Given records:

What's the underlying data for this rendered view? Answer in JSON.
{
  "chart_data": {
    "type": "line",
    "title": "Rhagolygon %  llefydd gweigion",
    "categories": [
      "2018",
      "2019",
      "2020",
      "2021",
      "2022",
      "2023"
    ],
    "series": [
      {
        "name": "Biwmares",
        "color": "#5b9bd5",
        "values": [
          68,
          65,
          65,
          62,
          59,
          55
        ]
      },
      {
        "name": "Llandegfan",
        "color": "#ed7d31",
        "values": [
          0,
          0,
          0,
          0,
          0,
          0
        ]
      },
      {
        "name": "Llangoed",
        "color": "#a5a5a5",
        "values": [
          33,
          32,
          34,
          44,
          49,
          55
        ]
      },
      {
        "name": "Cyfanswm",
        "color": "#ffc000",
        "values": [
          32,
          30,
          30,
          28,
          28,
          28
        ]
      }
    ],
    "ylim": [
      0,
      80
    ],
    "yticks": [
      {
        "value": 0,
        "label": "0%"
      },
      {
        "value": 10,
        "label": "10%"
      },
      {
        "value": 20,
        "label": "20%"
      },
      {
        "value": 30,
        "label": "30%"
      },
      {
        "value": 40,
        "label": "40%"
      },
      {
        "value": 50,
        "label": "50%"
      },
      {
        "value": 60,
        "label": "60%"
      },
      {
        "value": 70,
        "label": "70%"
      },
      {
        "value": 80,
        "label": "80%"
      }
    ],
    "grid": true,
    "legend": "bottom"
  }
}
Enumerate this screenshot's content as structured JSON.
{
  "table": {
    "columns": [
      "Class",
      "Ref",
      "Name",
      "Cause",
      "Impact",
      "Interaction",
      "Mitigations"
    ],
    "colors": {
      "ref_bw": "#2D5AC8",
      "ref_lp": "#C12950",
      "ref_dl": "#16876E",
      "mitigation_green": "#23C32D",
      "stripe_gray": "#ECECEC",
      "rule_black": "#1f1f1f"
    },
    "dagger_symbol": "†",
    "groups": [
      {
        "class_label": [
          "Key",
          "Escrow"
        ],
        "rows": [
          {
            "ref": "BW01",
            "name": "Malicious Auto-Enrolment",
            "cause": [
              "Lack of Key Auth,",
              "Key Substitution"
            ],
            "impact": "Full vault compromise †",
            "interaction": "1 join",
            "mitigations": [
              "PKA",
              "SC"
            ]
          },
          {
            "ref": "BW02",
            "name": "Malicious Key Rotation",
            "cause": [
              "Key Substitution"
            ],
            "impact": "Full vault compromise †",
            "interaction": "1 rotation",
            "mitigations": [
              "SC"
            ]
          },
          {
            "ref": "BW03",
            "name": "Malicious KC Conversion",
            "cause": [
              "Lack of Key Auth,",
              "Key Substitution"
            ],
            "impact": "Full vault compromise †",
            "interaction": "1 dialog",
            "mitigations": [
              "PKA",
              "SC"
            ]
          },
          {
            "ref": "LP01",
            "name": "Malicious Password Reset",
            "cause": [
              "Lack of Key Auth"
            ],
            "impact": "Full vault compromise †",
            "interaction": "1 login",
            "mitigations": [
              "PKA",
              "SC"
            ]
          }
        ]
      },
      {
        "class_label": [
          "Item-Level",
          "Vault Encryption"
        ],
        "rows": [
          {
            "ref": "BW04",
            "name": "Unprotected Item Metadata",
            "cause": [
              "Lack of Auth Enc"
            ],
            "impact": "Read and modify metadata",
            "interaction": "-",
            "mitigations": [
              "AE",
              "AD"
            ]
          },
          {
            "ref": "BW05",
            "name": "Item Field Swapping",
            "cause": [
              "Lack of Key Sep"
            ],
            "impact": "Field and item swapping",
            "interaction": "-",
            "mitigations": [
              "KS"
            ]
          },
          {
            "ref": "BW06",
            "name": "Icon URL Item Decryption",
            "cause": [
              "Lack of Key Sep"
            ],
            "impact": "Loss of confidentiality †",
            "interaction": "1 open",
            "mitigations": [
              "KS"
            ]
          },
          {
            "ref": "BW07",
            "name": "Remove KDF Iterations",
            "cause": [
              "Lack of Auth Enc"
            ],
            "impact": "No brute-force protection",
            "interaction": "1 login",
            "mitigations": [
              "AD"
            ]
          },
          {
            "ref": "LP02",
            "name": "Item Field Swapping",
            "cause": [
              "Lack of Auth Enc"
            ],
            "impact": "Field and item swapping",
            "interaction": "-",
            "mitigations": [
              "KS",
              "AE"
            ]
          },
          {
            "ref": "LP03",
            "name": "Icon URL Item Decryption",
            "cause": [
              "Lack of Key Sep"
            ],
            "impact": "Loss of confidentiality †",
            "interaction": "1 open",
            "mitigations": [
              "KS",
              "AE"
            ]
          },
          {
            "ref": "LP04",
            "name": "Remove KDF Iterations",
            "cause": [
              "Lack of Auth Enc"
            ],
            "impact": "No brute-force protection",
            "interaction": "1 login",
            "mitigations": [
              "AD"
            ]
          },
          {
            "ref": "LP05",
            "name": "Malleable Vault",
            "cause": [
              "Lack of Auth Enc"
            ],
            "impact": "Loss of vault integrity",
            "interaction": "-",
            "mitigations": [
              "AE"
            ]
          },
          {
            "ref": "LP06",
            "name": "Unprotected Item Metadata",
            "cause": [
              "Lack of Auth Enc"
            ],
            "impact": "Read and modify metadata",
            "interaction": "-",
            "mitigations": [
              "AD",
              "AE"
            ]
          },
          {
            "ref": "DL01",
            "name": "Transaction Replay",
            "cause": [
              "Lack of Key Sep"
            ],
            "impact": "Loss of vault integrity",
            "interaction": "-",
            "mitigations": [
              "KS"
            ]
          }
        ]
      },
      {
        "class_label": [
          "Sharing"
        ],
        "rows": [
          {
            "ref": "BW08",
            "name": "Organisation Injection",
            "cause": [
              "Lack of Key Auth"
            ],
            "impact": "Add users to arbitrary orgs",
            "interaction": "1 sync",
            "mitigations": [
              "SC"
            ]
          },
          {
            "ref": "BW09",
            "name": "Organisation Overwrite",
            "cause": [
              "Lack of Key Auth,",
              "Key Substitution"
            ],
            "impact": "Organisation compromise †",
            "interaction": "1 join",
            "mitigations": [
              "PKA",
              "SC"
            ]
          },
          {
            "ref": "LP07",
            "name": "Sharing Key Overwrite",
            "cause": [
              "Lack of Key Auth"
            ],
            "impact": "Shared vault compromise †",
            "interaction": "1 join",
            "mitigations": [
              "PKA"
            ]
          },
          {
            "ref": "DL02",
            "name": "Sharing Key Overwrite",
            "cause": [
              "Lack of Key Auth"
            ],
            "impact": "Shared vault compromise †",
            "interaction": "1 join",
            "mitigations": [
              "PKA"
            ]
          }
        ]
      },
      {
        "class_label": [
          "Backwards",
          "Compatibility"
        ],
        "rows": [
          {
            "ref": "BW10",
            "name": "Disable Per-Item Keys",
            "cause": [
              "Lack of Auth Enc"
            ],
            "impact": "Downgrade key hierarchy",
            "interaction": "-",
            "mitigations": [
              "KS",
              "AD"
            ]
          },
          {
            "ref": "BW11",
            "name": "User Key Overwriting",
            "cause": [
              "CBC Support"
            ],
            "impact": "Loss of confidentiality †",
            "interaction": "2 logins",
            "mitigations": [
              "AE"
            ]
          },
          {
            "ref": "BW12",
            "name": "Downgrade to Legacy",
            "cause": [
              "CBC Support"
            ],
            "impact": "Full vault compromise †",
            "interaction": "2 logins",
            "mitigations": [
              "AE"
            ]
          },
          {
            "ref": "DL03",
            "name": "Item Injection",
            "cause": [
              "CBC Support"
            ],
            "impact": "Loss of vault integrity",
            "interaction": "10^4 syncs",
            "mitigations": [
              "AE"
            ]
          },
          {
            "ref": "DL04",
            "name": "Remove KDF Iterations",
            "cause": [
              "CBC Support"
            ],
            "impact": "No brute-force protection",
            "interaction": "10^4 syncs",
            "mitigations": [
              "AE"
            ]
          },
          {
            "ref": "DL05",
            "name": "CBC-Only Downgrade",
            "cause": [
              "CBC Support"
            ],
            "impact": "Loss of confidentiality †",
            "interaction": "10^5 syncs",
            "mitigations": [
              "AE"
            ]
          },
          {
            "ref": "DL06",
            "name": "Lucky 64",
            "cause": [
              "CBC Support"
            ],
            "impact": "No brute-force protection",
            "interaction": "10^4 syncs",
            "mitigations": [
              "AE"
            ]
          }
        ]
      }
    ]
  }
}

Given exercise:
Copy each line of the listing that contains the string "JSON".

The output:
What's the underlying data for this rendered view? Answer in JSON.
Enumerate this screenshot's content as structured JSON.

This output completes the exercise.